=== Written instruction ===
Reproduce the lines of the records below, starting at the line containing "trim-tool-icon[interactable]: ✂ bbox=[388, 260, 401, 273]" and ending at the line containing "menubar-item-midi[interactable]: MIDI bbox=[29, 0, 61, 27]", both included.

-- start of Raw records --

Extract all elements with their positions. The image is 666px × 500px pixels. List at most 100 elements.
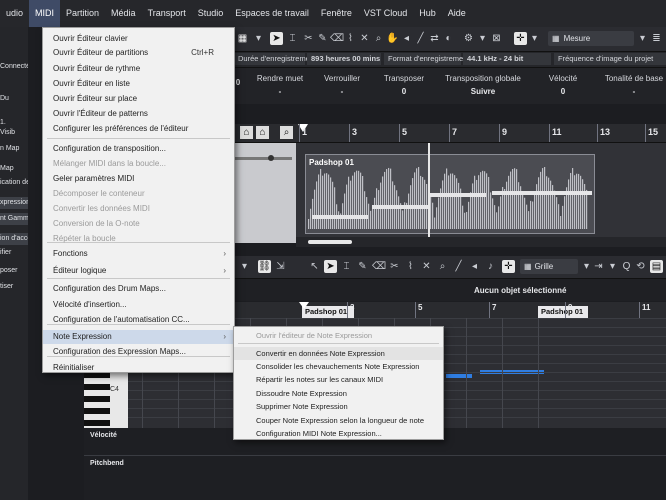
trim-tool-icon[interactable]: ✂ bbox=[388, 260, 401, 273]
note-expression-menu-item[interactable]: Convertir en données Note Expression bbox=[234, 347, 443, 360]
inspector-item[interactable]: Visib bbox=[0, 127, 28, 139]
zoom-tool-icon[interactable]: ⌕ bbox=[372, 32, 385, 45]
split-tool-icon[interactable]: ✂ bbox=[302, 32, 315, 45]
menubar-item-midi[interactable]: MIDI bbox=[29, 0, 61, 27]
mute-tool-icon[interactable]: ✕ bbox=[420, 260, 433, 273]
pointer-tool-icon[interactable]: ➤ bbox=[324, 260, 337, 273]
note-expression-menu-item[interactable]: Configuration MIDI Note Expression... bbox=[234, 427, 443, 440]
project-ruler[interactable]: ⌂ ⌂ ⌕ 1 3 5 7 9 11 13 15 bbox=[230, 124, 666, 143]
dropdown-arrow-icon[interactable]: ▾ bbox=[238, 260, 251, 273]
menubar-item-m-dia[interactable]: Média bbox=[105, 0, 142, 27]
menubar-item-fen-tre[interactable]: Fenêtre bbox=[315, 0, 358, 27]
midi-menu-item[interactable]: Ouvrir Éditeur en liste bbox=[43, 77, 234, 91]
info-global-transpose[interactable]: Transposition globale Suivre bbox=[442, 74, 524, 96]
midi-menu-item[interactable]: Configurer les préférences de l'éditeur bbox=[43, 122, 234, 136]
snap-type-arrow-icon[interactable]: ▾ bbox=[528, 32, 541, 45]
track-fader[interactable] bbox=[234, 157, 292, 160]
midi-menu-item[interactable]: Ouvrir Éditeur clavier bbox=[43, 32, 234, 46]
speaker-tool-icon[interactable]: ◂ bbox=[468, 260, 481, 273]
note-expression-menu-item[interactable]: Répartir les notes sur les canaux MIDI bbox=[234, 373, 443, 386]
midi-menu-item[interactable]: Ouvrir Éditeur de rythme bbox=[43, 62, 234, 76]
inspector-item[interactable]: nt Gamme bbox=[0, 213, 28, 225]
color-tool-icon[interactable]: ◐ bbox=[442, 32, 455, 45]
inspector-item[interactable]: ication de bbox=[0, 177, 28, 189]
midi-menu-item[interactable]: Vélocité d'insertion... bbox=[43, 298, 234, 312]
automation-icon[interactable]: ⚙ bbox=[462, 32, 475, 45]
midi-menu-item[interactable]: Réinitialiser bbox=[43, 361, 234, 375]
editor-ruler[interactable]: Padshop 01 Padshop 01 3 5 7 9 11 bbox=[230, 302, 666, 319]
menubar-item-aide[interactable]: Aide bbox=[442, 0, 472, 27]
snap-icon[interactable]: ✛ bbox=[502, 260, 515, 273]
dropdown-arrow-icon[interactable]: ▾ bbox=[636, 32, 649, 45]
info-transpose[interactable]: Transposer 0 bbox=[378, 74, 430, 96]
midi-menu-item[interactable]: Configuration des Expression Maps... bbox=[43, 345, 234, 359]
line-tool-icon[interactable]: ╱ bbox=[452, 260, 465, 273]
home-icon[interactable]: ⌂ bbox=[240, 126, 253, 139]
q-icon[interactable]: Q bbox=[620, 260, 633, 273]
black-key[interactable] bbox=[84, 384, 110, 390]
midi-note[interactable] bbox=[446, 374, 472, 378]
menubar-item-hub[interactable]: Hub bbox=[413, 0, 442, 27]
pencil-tool-icon[interactable]: ✎ bbox=[316, 32, 329, 45]
black-key[interactable] bbox=[84, 396, 110, 402]
menubar-item-udio[interactable]: udio bbox=[0, 0, 29, 27]
menubar-item-studio[interactable]: Studio bbox=[192, 0, 230, 27]
snap-icon[interactable]: ✛ bbox=[514, 32, 527, 45]
dropdown-arrow-icon[interactable]: ▾ bbox=[252, 32, 265, 45]
pointer-tool-icon[interactable]: ➤ bbox=[270, 32, 283, 45]
range-tool-icon[interactable]: ⌶ bbox=[340, 260, 353, 273]
inspector-item[interactable]: Du bbox=[0, 93, 28, 105]
insert-icon[interactable]: ⇲ bbox=[274, 260, 287, 273]
midi-menu-item[interactable]: Geler paramètres MIDI bbox=[43, 172, 234, 186]
menubar-item-partition[interactable]: Partition bbox=[60, 0, 105, 27]
note-expression-menu-item[interactable]: Couper Note Expression selon la longueur… bbox=[234, 414, 443, 427]
scrollbar-thumb[interactable] bbox=[308, 240, 352, 244]
playhead-marker-icon[interactable] bbox=[299, 302, 309, 310]
track-list[interactable] bbox=[230, 143, 296, 243]
midi-menu-item[interactable]: Configuration des Drum Maps... bbox=[43, 282, 234, 296]
project-framerate-button[interactable]: Fréquence d'image du projet bbox=[554, 53, 666, 65]
dropdown-arrow-icon[interactable]: ▾ bbox=[606, 260, 619, 273]
black-key[interactable] bbox=[84, 420, 110, 426]
midi-menu-item[interactable]: Ouvrir Éditeur sur place bbox=[43, 92, 234, 106]
zoom-tool-icon[interactable]: ⌕ bbox=[436, 260, 449, 273]
dropdown-arrow-icon[interactable]: ▾ bbox=[476, 32, 489, 45]
note-expression-menu-item[interactable]: Consolider les chevauchements Note Expre… bbox=[234, 360, 443, 373]
speaker-tool-icon[interactable]: ◂ bbox=[400, 32, 413, 45]
note-expression-menu-item[interactable]: Dissoudre Note Expression bbox=[234, 387, 443, 400]
info-mute[interactable]: Rendre muet - bbox=[254, 74, 306, 96]
select-tool-icon[interactable]: ↖ bbox=[308, 260, 321, 273]
glue-tool-icon[interactable]: ⌇ bbox=[344, 32, 357, 45]
menubar-item-vst-cloud[interactable]: VST Cloud bbox=[358, 0, 413, 27]
line-tool-icon[interactable]: ╱ bbox=[414, 32, 427, 45]
range-tool-icon[interactable]: ⌶ bbox=[286, 32, 299, 45]
fader-knob[interactable] bbox=[268, 155, 274, 161]
link-icon[interactable]: ⛓ bbox=[258, 260, 271, 273]
horizontal-scrollbar[interactable] bbox=[296, 237, 666, 247]
acoustic-feedback-icon[interactable]: ♪ bbox=[484, 260, 497, 273]
inspector-item[interactable]: ifier bbox=[0, 247, 28, 259]
glue-tool-icon[interactable]: ⌇ bbox=[404, 260, 417, 273]
midi-menu-item[interactable]: Configuration de transposition... bbox=[43, 142, 234, 156]
home-icon[interactable]: ⌂ bbox=[256, 126, 269, 139]
comp-tool-icon[interactable]: ⇄ bbox=[428, 32, 441, 45]
inspector-item[interactable]: xpression bbox=[0, 197, 28, 209]
inspector-item[interactable]: poser bbox=[0, 265, 28, 277]
eraser-tool-icon[interactable]: ⌫ bbox=[330, 32, 344, 45]
inspector-item[interactable]: Connecté bbox=[0, 61, 28, 73]
midi-menu-item[interactable]: Ouvrir l'Éditeur de patterns bbox=[43, 107, 234, 121]
inspector-item[interactable]: tiser bbox=[0, 281, 28, 293]
midi-part-padshop[interactable]: Padshop 01 bbox=[305, 154, 595, 234]
menubar-item-espaces-de-travail[interactable]: Espaces de travail bbox=[229, 0, 315, 27]
inspector-item[interactable]: n Map bbox=[0, 143, 28, 155]
hand-tool-icon[interactable]: ✋ bbox=[386, 32, 399, 45]
black-key[interactable] bbox=[84, 408, 110, 414]
pencil-tool-icon[interactable]: ✎ bbox=[356, 260, 369, 273]
midi-menu-item[interactable]: Configuration de l'automatisation CC... bbox=[43, 313, 234, 327]
lock-icon[interactable]: ⊠ bbox=[490, 32, 503, 45]
menubar-item-transport[interactable]: Transport bbox=[142, 0, 192, 27]
note-expression-menu-item[interactable]: Supprimer Note Expression bbox=[234, 400, 443, 413]
eraser-tool-icon[interactable]: ⌫ bbox=[372, 260, 386, 273]
info-velocity[interactable]: Vélocité 0 bbox=[540, 74, 586, 96]
midi-menu-item[interactable]: Fonctions › bbox=[43, 247, 234, 261]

-- end of Raw records --

=== Written response ===
trim-tool-icon[interactable]: ✂ bbox=[388, 260, 401, 273]
note-expression-menu-item[interactable]: Convertir en données Note Expression bbox=[234, 347, 443, 360]
inspector-item[interactable]: Visib bbox=[0, 127, 28, 139]
zoom-tool-icon[interactable]: ⌕ bbox=[372, 32, 385, 45]
split-tool-icon[interactable]: ✂ bbox=[302, 32, 315, 45]
menubar-item-midi[interactable]: MIDI bbox=[29, 0, 61, 27]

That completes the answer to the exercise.